#### Problem:
Copy the records below word for word, leaving out the pictures.

--------

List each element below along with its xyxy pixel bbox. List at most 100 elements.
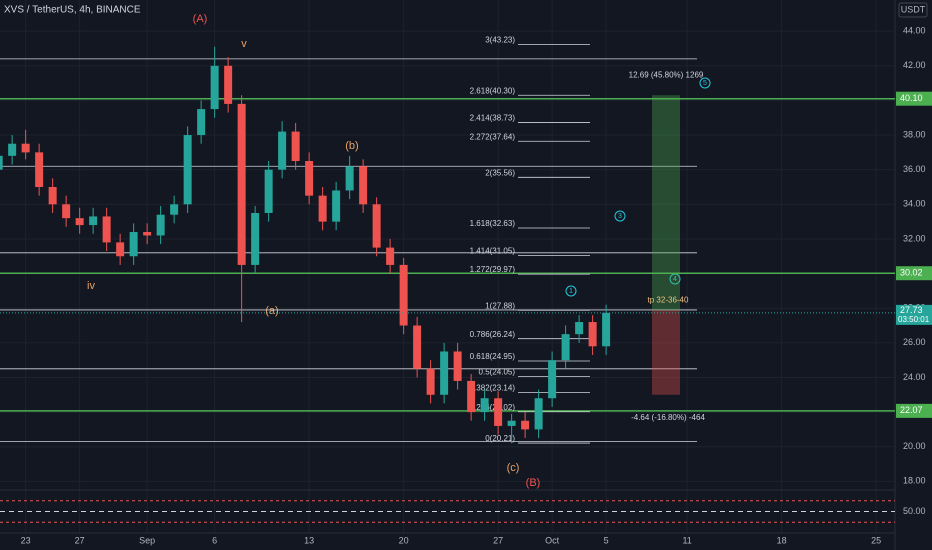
x-tick-label: 27 bbox=[493, 535, 503, 545]
fib-label: 2.272(37.64) bbox=[470, 132, 516, 141]
candle-body bbox=[170, 204, 179, 215]
currency-box bbox=[898, 2, 928, 18]
countdown: 03:50:01 bbox=[898, 315, 930, 324]
candle-body bbox=[372, 204, 381, 248]
fib-label: 1.272(29.97) bbox=[470, 265, 516, 274]
candle-body bbox=[413, 325, 422, 369]
candle-body bbox=[548, 360, 557, 399]
chart-title: XVS / TetherUS, 4h, BINANCE bbox=[4, 5, 141, 16]
candle-body bbox=[494, 398, 503, 426]
price-tag bbox=[896, 91, 932, 106]
candle-body bbox=[480, 398, 489, 413]
wave-label: 3 bbox=[618, 213, 622, 220]
profit-zone bbox=[652, 95, 680, 311]
fib-label: 1.414(31.05) bbox=[470, 246, 516, 255]
candle-body bbox=[534, 398, 543, 430]
fib-label: 2.414(38.73) bbox=[470, 114, 516, 123]
fib-label: 0.786(26.24) bbox=[470, 330, 516, 339]
candle-body bbox=[386, 247, 395, 265]
y-tick-label: 38.00 bbox=[903, 129, 926, 139]
last-price-tag bbox=[896, 304, 932, 325]
x-tick-label: 5 bbox=[604, 535, 609, 545]
candle-body bbox=[561, 334, 570, 361]
candle-body bbox=[48, 186, 57, 205]
fib-label: 0.382(23.14) bbox=[470, 383, 516, 392]
wave-circle bbox=[699, 77, 711, 89]
y-tick-label: 42.00 bbox=[903, 60, 926, 70]
fib-label: 0(20.21) bbox=[485, 434, 515, 443]
candle-body bbox=[318, 195, 327, 222]
x-tick-label: 20 bbox=[399, 535, 409, 545]
fib-label: 0.618(24.95) bbox=[470, 352, 516, 361]
wave-circle bbox=[669, 273, 681, 285]
y-tick-label: 20.00 bbox=[903, 441, 926, 451]
x-tick-label: 11 bbox=[682, 535, 691, 545]
candle-body bbox=[602, 312, 611, 347]
wave-label: 1 bbox=[569, 288, 573, 295]
candle-body bbox=[399, 264, 408, 326]
fib-label: 2(35.56) bbox=[485, 168, 515, 177]
position-label: 12.69 (45.80%) 1269 bbox=[629, 70, 704, 79]
wave-label: v bbox=[241, 38, 247, 50]
candle-body bbox=[575, 322, 584, 335]
x-tick-label: Sep bbox=[139, 535, 155, 545]
candle-body bbox=[8, 143, 17, 156]
x-tick-label: 27 bbox=[75, 535, 85, 545]
x-tick-label: 13 bbox=[304, 535, 314, 545]
candle-body bbox=[588, 322, 597, 347]
y-tick-label: 44.00 bbox=[903, 26, 926, 36]
price-tag-label: 40.10 bbox=[900, 93, 923, 103]
loss-zone bbox=[652, 310, 680, 395]
candle-body bbox=[359, 166, 368, 205]
candle-body bbox=[156, 214, 165, 236]
candle-body bbox=[116, 242, 125, 257]
candle-body bbox=[224, 65, 233, 104]
candle-body bbox=[345, 166, 354, 191]
fib-label: 1.618(32.63) bbox=[470, 219, 516, 228]
price-tag-label: 30.02 bbox=[900, 268, 923, 278]
candle-body bbox=[467, 380, 476, 413]
candle-body bbox=[440, 351, 449, 395]
candle-body bbox=[210, 65, 219, 110]
candle-body bbox=[453, 351, 462, 381]
osc-tick-label: 50.00 bbox=[903, 506, 926, 516]
candle-body bbox=[129, 232, 138, 257]
x-tick-label: 25 bbox=[871, 535, 881, 545]
x-tick-label: 18 bbox=[777, 535, 787, 545]
fib-label: 2.618(40.30) bbox=[470, 86, 516, 95]
candle-body bbox=[521, 420, 530, 430]
candle-body bbox=[507, 420, 516, 426]
candle-body bbox=[183, 135, 192, 205]
price-tag bbox=[896, 266, 932, 281]
x-tick-label: Oct bbox=[545, 535, 560, 545]
candle-body bbox=[102, 216, 111, 243]
wave-label: 4 bbox=[673, 276, 677, 283]
y-tick-label: 24.00 bbox=[903, 372, 926, 382]
y-tick-label: 26.00 bbox=[903, 337, 926, 347]
y-tick-label: 36.00 bbox=[903, 164, 926, 174]
y-tick-label: 18.00 bbox=[903, 476, 926, 486]
wave-circle bbox=[614, 210, 626, 222]
wave-label: (b) bbox=[345, 140, 358, 152]
x-tick-label: 23 bbox=[21, 535, 31, 545]
candle-body bbox=[251, 212, 260, 265]
fib-label: 0.236(22.02) bbox=[470, 403, 516, 412]
wave-label: (a) bbox=[265, 305, 278, 317]
candle-body bbox=[332, 190, 341, 222]
price-tag-label: 22.07 bbox=[900, 405, 923, 415]
position-label: tp 32-36-40 bbox=[648, 295, 689, 304]
position-label: -4.64 (-16.80%) -464 bbox=[631, 413, 705, 422]
y-tick-label: 34.00 bbox=[903, 199, 926, 209]
candle-body bbox=[21, 143, 30, 153]
last-price-label: 27.73 bbox=[900, 305, 923, 315]
candle-body bbox=[0, 155, 3, 170]
candle-body bbox=[75, 218, 84, 226]
candle-body bbox=[305, 161, 314, 196]
fib-label: 0.5(24.05) bbox=[479, 368, 516, 377]
wave-label: (B) bbox=[526, 477, 541, 489]
x-tick-label: 6 bbox=[212, 535, 217, 545]
candle-body bbox=[237, 103, 246, 265]
fib-label: 1(27.88) bbox=[485, 301, 515, 310]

--------

#### Task answer:
List each element below along with its xyxy pixel bbox. List at most 100 elements.
x-tick-label: 27 bbox=[493, 535, 503, 545]
fib-label: 2.272(37.64) bbox=[470, 132, 516, 141]
candle-body bbox=[170, 204, 179, 215]
currency-box bbox=[898, 2, 928, 18]
countdown: 03:50:01 bbox=[898, 315, 930, 324]
candle-body bbox=[372, 204, 381, 248]
fib-label: 1.272(29.97) bbox=[470, 265, 516, 274]
candle-body bbox=[413, 325, 422, 369]
candle-body bbox=[548, 360, 557, 399]
chart-title: XVS / TetherUS, 4h, BINANCE bbox=[4, 5, 141, 16]
candle-body bbox=[494, 398, 503, 426]
price-tag bbox=[896, 91, 932, 106]
candle-body bbox=[480, 398, 489, 413]
wave-label: 3 bbox=[618, 213, 622, 220]
profit-zone bbox=[652, 95, 680, 311]
fib-label: 1.414(31.05) bbox=[470, 246, 516, 255]
candle-body bbox=[534, 398, 543, 430]
fib-label: 2.414(38.73) bbox=[470, 114, 516, 123]
fib-label: 0.786(26.24) bbox=[470, 330, 516, 339]
candle-body bbox=[386, 247, 395, 265]
y-tick-label: 38.00 bbox=[903, 129, 926, 139]
last-price-tag bbox=[896, 304, 932, 325]
x-tick-label: 5 bbox=[604, 535, 609, 545]
candle-body bbox=[561, 334, 570, 361]
candle-body bbox=[48, 186, 57, 205]
fib-label: 0.382(23.14) bbox=[470, 383, 516, 392]
wave-circle bbox=[699, 77, 711, 89]
y-tick-label: 42.00 bbox=[903, 60, 926, 70]
fib-label: 0(20.21) bbox=[485, 434, 515, 443]
candle-body bbox=[318, 195, 327, 222]
x-tick-label: 20 bbox=[399, 535, 409, 545]
fib-label: 0.618(24.95) bbox=[470, 352, 516, 361]
wave-circle bbox=[669, 273, 681, 285]
y-tick-label: 20.00 bbox=[903, 441, 926, 451]
x-tick-label: 11 bbox=[682, 535, 691, 545]
candle-body bbox=[602, 312, 611, 347]
wave-label: 1 bbox=[569, 288, 573, 295]
candle-body bbox=[399, 264, 408, 326]
fib-label: 2(35.56) bbox=[485, 168, 515, 177]
position-label: 12.69 (45.80%) 1269 bbox=[629, 70, 704, 79]
wave-label: v bbox=[241, 38, 247, 50]
candle-body bbox=[575, 322, 584, 335]
x-tick-label: Sep bbox=[139, 535, 155, 545]
candle-body bbox=[8, 143, 17, 156]
x-tick-label: 27 bbox=[75, 535, 85, 545]
x-tick-label: 13 bbox=[304, 535, 314, 545]
candle-body bbox=[588, 322, 597, 347]
y-tick-label: 44.00 bbox=[903, 26, 926, 36]
price-tag-label: 40.10 bbox=[900, 93, 923, 103]
loss-zone bbox=[652, 310, 680, 395]
candle-body bbox=[359, 166, 368, 205]
candle-body bbox=[156, 214, 165, 236]
candle-body bbox=[116, 242, 125, 257]
candle-body bbox=[224, 65, 233, 104]
candle-body bbox=[345, 166, 354, 191]
fib-label: 1.618(32.63) bbox=[470, 219, 516, 228]
price-tag-label: 30.02 bbox=[900, 268, 923, 278]
candle-body bbox=[467, 380, 476, 413]
candle-body bbox=[440, 351, 449, 395]
candle-body bbox=[210, 65, 219, 110]
candle-body bbox=[453, 351, 462, 381]
osc-tick-label: 50.00 bbox=[903, 506, 926, 516]
candle-body bbox=[129, 232, 138, 257]
x-tick-label: 25 bbox=[871, 535, 881, 545]
x-tick-label: 18 bbox=[777, 535, 787, 545]
fib-label: 2.618(40.30) bbox=[470, 86, 516, 95]
candle-body bbox=[521, 420, 530, 430]
candle-body bbox=[507, 420, 516, 426]
candle-body bbox=[183, 135, 192, 205]
price-tag bbox=[896, 266, 932, 281]
x-tick-label: Oct bbox=[545, 535, 560, 545]
candle-body bbox=[102, 216, 111, 243]
wave-label: 4 bbox=[673, 276, 677, 283]
y-tick-label: 24.00 bbox=[903, 372, 926, 382]
y-tick-label: 26.00 bbox=[903, 337, 926, 347]
y-tick-label: 36.00 bbox=[903, 164, 926, 174]
y-tick-label: 18.00 bbox=[903, 476, 926, 486]
wave-circle bbox=[614, 210, 626, 222]
wave-label: (b) bbox=[345, 140, 358, 152]
x-tick-label: 23 bbox=[21, 535, 31, 545]
candle-body bbox=[251, 212, 260, 265]
fib-label: 0.236(22.02) bbox=[470, 403, 516, 412]
wave-label: (a) bbox=[265, 305, 278, 317]
candle-body bbox=[332, 190, 341, 222]
price-tag-label: 22.07 bbox=[900, 405, 923, 415]
position-label: tp 32-36-40 bbox=[648, 295, 689, 304]
position-label: -4.64 (-16.80%) -464 bbox=[631, 413, 705, 422]
y-tick-label: 34.00 bbox=[903, 199, 926, 209]
candle-body bbox=[21, 143, 30, 153]
last-price-label: 27.73 bbox=[900, 305, 923, 315]
candle-body bbox=[0, 155, 3, 170]
candle-body bbox=[75, 218, 84, 226]
candle-body bbox=[305, 161, 314, 196]
fib-label: 0.5(24.05) bbox=[479, 368, 516, 377]
wave-label: (B) bbox=[526, 477, 541, 489]
x-tick-label: 6 bbox=[212, 535, 217, 545]
candle-body bbox=[237, 103, 246, 265]
fib-label: 1(27.88) bbox=[485, 301, 515, 310]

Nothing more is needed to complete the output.